● Raw records:
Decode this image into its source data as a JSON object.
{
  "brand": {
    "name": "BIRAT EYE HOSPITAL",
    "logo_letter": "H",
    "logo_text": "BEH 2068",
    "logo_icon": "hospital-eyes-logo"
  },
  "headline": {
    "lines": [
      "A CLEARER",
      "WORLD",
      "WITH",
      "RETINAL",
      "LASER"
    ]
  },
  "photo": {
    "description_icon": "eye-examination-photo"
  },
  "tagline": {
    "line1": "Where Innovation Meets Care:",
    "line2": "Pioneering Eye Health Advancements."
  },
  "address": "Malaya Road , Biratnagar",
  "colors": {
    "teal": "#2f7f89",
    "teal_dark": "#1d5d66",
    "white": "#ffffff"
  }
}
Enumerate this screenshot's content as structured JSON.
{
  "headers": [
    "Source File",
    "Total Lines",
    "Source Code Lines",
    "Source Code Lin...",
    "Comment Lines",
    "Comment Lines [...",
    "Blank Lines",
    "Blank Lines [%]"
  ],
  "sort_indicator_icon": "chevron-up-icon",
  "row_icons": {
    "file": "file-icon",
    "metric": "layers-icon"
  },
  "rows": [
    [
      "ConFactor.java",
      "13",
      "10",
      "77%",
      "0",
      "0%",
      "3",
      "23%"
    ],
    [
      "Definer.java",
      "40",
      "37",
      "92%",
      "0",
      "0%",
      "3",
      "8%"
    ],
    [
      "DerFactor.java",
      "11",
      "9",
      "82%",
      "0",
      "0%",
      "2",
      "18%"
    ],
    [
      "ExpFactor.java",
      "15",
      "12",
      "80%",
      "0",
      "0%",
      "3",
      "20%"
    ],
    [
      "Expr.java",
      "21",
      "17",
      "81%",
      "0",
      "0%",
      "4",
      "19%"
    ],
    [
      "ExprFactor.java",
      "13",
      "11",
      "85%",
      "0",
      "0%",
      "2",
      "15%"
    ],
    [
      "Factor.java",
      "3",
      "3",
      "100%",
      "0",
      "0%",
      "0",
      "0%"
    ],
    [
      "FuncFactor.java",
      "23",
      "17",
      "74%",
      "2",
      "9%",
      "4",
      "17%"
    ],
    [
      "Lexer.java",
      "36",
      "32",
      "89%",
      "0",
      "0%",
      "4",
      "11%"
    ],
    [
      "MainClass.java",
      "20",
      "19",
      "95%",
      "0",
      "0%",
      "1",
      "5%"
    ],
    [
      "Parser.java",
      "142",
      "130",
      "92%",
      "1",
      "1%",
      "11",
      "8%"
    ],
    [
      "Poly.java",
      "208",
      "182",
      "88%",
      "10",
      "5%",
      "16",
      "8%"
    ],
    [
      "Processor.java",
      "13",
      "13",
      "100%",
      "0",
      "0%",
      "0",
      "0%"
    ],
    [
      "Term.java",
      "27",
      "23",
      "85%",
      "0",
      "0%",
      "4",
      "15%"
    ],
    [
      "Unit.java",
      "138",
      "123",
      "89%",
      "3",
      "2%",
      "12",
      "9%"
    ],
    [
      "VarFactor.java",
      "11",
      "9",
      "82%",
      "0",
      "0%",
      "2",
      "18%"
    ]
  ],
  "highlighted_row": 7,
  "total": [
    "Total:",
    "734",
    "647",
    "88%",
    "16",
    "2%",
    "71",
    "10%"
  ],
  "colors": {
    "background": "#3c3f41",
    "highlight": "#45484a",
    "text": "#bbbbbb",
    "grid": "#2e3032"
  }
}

● What needs to be done:
Copy each line from the data above that includes "this".

● Exercise result:
Decode this image into its source data as a JSON object.
Enumerate this screenshot's content as structured JSON.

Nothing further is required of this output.